Data excerpts:
--- BEGIN ---

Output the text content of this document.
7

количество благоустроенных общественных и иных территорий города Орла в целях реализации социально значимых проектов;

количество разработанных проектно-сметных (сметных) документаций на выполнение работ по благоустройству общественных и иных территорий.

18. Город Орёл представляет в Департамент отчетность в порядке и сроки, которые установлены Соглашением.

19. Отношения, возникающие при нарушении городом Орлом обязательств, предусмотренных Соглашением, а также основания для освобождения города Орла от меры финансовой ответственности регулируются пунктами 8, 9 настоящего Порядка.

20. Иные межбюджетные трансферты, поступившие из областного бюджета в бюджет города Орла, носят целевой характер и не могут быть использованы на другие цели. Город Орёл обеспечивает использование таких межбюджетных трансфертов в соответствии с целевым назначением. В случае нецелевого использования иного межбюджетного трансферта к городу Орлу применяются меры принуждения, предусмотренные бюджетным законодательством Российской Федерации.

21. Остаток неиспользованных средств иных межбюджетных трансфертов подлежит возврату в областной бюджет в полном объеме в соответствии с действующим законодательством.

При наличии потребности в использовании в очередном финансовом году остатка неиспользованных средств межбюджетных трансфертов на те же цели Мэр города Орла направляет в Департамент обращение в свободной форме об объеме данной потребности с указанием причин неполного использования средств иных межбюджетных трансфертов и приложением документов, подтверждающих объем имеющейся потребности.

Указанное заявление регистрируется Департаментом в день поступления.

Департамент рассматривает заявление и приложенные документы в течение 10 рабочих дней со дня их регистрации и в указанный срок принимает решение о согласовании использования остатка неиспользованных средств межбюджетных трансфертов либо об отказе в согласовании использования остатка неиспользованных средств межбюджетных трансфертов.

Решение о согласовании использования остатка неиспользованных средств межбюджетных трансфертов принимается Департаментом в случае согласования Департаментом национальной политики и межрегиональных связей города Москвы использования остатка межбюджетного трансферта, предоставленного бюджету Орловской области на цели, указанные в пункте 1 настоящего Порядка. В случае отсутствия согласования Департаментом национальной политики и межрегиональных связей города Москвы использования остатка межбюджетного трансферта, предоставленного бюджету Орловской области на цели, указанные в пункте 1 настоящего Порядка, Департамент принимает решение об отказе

--- END ---
--- BEGIN ---

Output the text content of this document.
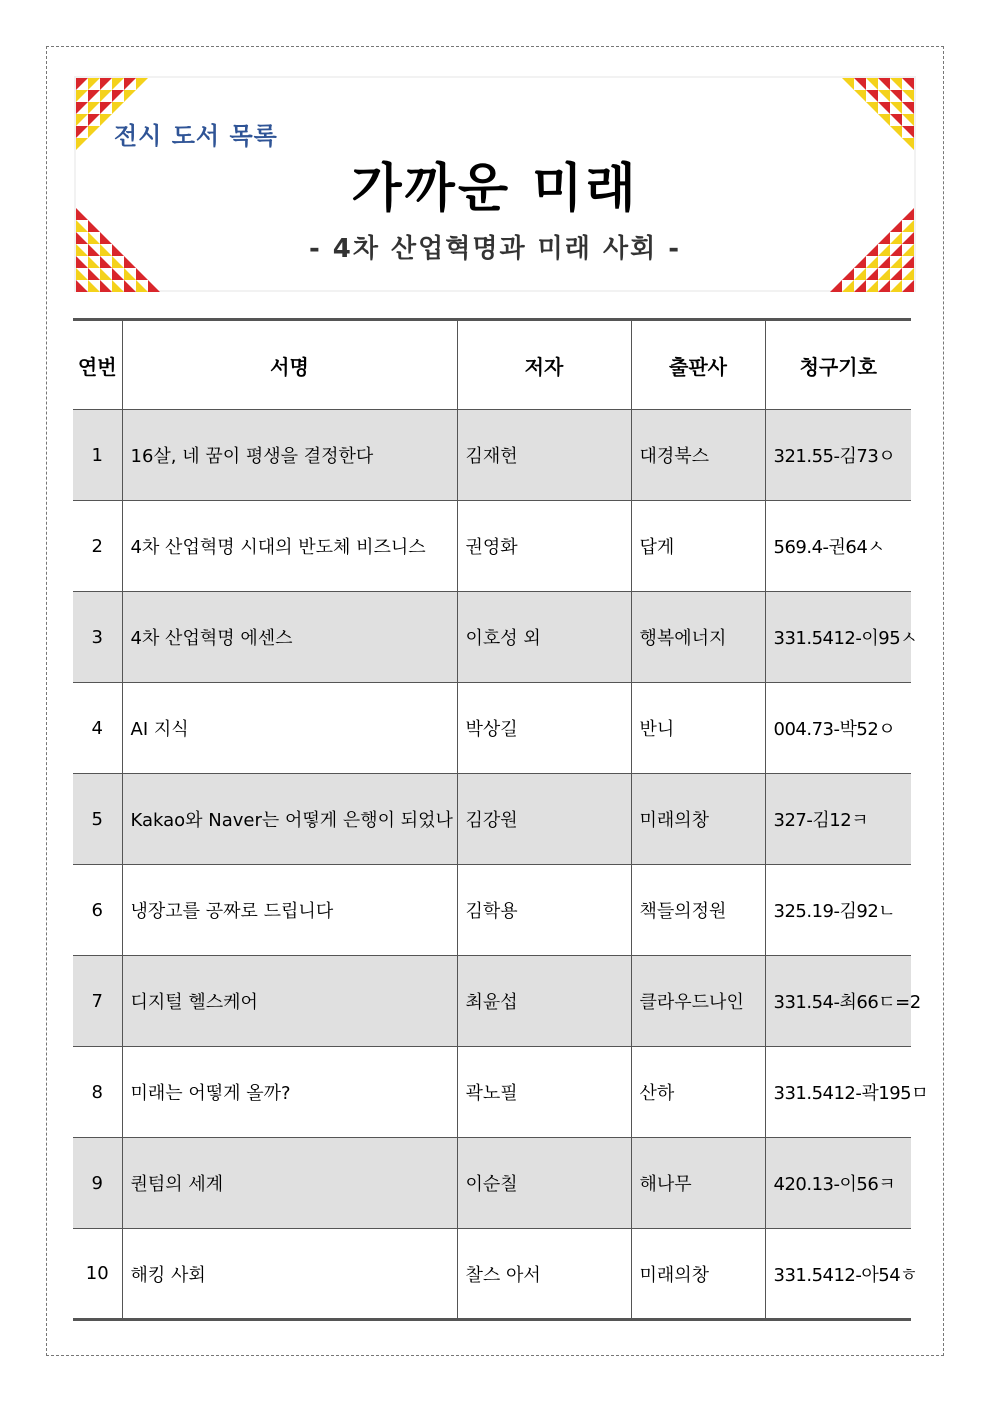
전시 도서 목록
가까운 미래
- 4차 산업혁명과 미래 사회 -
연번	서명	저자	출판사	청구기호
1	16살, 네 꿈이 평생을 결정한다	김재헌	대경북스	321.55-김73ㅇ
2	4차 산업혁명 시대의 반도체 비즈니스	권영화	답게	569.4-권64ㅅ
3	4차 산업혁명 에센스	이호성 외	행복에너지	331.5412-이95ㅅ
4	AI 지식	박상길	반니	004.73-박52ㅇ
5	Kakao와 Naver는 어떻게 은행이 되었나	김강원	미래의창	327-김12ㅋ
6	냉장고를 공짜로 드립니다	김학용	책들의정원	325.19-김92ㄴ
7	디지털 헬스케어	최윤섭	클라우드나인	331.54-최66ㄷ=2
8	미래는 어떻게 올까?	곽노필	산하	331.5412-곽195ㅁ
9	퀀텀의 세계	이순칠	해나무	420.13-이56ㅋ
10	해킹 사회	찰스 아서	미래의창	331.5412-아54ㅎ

--- END ---
--- BEGIN ---

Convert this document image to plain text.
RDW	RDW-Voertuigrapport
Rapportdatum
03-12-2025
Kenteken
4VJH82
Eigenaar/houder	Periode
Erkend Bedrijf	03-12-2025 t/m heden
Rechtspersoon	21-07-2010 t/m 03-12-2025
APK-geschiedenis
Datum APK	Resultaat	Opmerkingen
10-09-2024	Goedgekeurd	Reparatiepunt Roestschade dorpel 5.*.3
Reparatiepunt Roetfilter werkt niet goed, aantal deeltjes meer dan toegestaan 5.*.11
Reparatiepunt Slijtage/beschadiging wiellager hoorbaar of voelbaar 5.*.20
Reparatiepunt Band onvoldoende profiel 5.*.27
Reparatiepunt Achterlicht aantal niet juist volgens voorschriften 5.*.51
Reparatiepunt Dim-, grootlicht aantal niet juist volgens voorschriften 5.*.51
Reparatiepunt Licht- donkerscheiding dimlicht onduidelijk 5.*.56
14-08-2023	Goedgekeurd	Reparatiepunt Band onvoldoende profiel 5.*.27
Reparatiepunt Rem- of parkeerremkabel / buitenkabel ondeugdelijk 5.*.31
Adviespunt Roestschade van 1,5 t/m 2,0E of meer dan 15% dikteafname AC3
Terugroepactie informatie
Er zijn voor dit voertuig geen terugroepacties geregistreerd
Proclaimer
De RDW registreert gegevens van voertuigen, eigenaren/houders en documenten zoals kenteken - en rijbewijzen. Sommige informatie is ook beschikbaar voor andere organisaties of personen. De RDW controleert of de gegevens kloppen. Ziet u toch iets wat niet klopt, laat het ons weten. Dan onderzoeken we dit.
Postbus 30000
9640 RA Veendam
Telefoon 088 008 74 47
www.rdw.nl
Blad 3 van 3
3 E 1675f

--- END ---

Collect every line above that contains the word "Reparatiepunt".

Answer to this problem ::
10-09-2024	Goedgekeurd	Reparatiepunt Roestschade dorpel 5.*.3
Reparatiepunt Roetfilter werkt niet goed, aantal deeltjes meer dan toegestaan 5.*.11
Reparatiepunt Slijtage/beschadiging wiellager hoorbaar of voelbaar 5.*.20
Reparatiepunt Band onvoldoende profiel 5.*.27
Reparatiepunt Achterlicht aantal niet juist volgens voorschriften 5.*.51
Reparatiepunt Dim-, grootlicht aantal niet juist volgens voorschriften 5.*.51
Reparatiepunt Licht- donkerscheiding dimlicht onduidelijk 5.*.56
14-08-2023	Goedgekeurd	Reparatiepunt Band onvoldoende profiel 5.*.27
Reparatiepunt Rem- of parkeerremkabel / buitenkabel ondeugdelijk 5.*.31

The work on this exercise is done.